Problem:
Give all of the lines again, with nothing added or dropped.
-- START The input --
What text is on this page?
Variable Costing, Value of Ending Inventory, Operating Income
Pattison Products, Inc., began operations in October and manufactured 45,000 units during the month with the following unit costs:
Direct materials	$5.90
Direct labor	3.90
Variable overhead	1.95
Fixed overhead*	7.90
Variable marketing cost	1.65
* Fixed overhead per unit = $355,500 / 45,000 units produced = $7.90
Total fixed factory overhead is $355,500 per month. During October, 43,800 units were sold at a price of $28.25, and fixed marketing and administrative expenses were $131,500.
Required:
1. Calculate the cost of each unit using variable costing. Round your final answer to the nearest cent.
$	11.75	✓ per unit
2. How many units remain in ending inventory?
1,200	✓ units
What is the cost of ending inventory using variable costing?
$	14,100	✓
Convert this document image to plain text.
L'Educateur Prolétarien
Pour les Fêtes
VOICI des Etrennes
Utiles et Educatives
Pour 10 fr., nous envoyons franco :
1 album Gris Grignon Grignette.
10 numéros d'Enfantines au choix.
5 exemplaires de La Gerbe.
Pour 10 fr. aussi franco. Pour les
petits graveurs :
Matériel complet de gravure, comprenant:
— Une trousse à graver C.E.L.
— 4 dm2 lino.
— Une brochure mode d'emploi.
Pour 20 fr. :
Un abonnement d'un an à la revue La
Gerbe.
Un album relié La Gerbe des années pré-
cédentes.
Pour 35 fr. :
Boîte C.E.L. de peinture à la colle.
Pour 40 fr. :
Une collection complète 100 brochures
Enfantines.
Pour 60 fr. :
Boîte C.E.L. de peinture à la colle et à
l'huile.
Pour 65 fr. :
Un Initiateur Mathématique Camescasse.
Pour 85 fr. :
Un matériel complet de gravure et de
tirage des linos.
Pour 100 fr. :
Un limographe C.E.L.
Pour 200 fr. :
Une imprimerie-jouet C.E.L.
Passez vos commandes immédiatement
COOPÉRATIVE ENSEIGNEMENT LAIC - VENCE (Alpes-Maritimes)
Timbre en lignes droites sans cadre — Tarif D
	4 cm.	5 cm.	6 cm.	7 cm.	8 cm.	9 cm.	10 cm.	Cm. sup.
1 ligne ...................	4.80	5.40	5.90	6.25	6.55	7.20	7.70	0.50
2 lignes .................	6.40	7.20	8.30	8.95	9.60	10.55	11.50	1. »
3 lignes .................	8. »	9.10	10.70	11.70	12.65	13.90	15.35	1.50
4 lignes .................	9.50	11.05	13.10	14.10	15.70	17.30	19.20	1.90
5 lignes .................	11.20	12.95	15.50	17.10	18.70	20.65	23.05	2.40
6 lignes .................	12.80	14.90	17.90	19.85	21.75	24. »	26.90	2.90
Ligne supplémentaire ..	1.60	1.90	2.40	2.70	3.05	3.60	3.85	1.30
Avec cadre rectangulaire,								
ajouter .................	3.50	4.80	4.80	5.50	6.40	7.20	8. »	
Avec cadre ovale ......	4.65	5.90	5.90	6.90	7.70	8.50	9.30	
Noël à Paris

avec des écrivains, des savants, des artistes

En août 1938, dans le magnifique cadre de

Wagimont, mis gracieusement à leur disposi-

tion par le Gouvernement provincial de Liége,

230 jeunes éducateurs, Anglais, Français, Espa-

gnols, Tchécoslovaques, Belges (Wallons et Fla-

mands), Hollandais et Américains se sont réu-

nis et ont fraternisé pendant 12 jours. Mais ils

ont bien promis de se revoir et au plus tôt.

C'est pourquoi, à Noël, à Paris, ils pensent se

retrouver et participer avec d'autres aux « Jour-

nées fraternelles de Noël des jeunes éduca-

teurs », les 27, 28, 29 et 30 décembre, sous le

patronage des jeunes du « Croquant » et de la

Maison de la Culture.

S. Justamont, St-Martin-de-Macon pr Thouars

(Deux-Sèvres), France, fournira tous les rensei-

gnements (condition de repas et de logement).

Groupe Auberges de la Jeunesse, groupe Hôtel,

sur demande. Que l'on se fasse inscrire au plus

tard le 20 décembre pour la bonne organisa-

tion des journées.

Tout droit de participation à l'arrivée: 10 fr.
-- END The input --
Solution below:
What text is on this page?
Variable Costing, Value of Ending Inventory, Operating Income
Pattison Products, Inc., began operations in October and manufactured 45,000 units during the month with the following unit costs:
Direct materials	$5.90
Direct labor	3.90
Variable overhead	1.95
Fixed overhead*	7.90
Variable marketing cost	1.65
* Fixed overhead per unit = $355,500 / 45,000 units produced = $7.90
Total fixed factory overhead is $355,500 per month. During October, 43,800 units were sold at a price of $28.25, and fixed marketing and administrative expenses were $131,500.
Required:
1. Calculate the cost of each unit using variable costing. Round your final answer to the nearest cent.
$	11.75	✓ per unit
2. How many units remain in ending inventory?
1,200	✓ units
What is the cost of ending inventory using variable costing?
$	14,100	✓
Convert this document image to plain text.
L'Educateur Prolétarien
Pour les Fêtes
VOICI des Etrennes
Utiles et Educatives
Pour 10 fr., nous envoyons franco :
1 album Gris Grignon Grignette.
10 numéros d'Enfantines au choix.
5 exemplaires de La Gerbe.
Pour 10 fr. aussi franco. Pour les
petits graveurs :
Matériel complet de gravure, comprenant:
— Une trousse à graver C.E.L.
— 4 dm2 lino.
— Une brochure mode d'emploi.
Pour 20 fr. :
Un abonnement d'un an à la revue La
Gerbe.
Un album relié La Gerbe des années pré-
cédentes.
Pour 35 fr. :
Boîte C.E.L. de peinture à la colle.
Pour 40 fr. :
Une collection complète 100 brochures
Enfantines.
Pour 60 fr. :
Boîte C.E.L. de peinture à la colle et à
l'huile.
Pour 65 fr. :
Un Initiateur Mathématique Camescasse.
Pour 85 fr. :
Un matériel complet de gravure et de
tirage des linos.
Pour 100 fr. :
Un limographe C.E.L.
Pour 200 fr. :
Une imprimerie-jouet C.E.L.
Passez vos commandes immédiatement
COOPÉRATIVE ENSEIGNEMENT LAIC - VENCE (Alpes-Maritimes)
Timbre en lignes droites sans cadre — Tarif D
	4 cm.	5 cm.	6 cm.	7 cm.	8 cm.	9 cm.	10 cm.	Cm. sup.
1 ligne ...................	4.80	5.40	5.90	6.25	6.55	7.20	7.70	0.50
2 lignes .................	6.40	7.20	8.30	8.95	9.60	10.55	11.50	1. »
3 lignes .................	8. »	9.10	10.70	11.70	12.65	13.90	15.35	1.50
4 lignes .................	9.50	11.05	13.10	14.10	15.70	17.30	19.20	1.90
5 lignes .................	11.20	12.95	15.50	17.10	18.70	20.65	23.05	2.40
6 lignes .................	12.80	14.90	17.90	19.85	21.75	24. »	26.90	2.90
Ligne supplémentaire ..	1.60	1.90	2.40	2.70	3.05	3.60	3.85	1.30
Avec cadre rectangulaire,								
ajouter .................	3.50	4.80	4.80	5.50	6.40	7.20	8. »	
Avec cadre ovale ......	4.65	5.90	5.90	6.90	7.70	8.50	9.30	
Noël à Paris

avec des écrivains, des savants, des artistes

En août 1938, dans le magnifique cadre de

Wagimont, mis gracieusement à leur disposi-

tion par le Gouvernement provincial de Liége,

230 jeunes éducateurs, Anglais, Français, Espa-

gnols, Tchécoslovaques, Belges (Wallons et Fla-

mands), Hollandais et Américains se sont réu-

nis et ont fraternisé pendant 12 jours. Mais ils

ont bien promis de se revoir et au plus tôt.

C'est pourquoi, à Noël, à Paris, ils pensent se

retrouver et participer avec d'autres aux « Jour-

nées fraternelles de Noël des jeunes éduca-

teurs », les 27, 28, 29 et 30 décembre, sous le

patronage des jeunes du « Croquant » et de la

Maison de la Culture.

S. Justamont, St-Martin-de-Macon pr Thouars

(Deux-Sèvres), France, fournira tous les rensei-

gnements (condition de repas et de logement).

Groupe Auberges de la Jeunesse, groupe Hôtel,

sur demande. Que l'on se fasse inscrire au plus

tard le 20 décembre pour la bonne organisa-

tion des journées.

Tout droit de participation à l'arrivée: 10 fr.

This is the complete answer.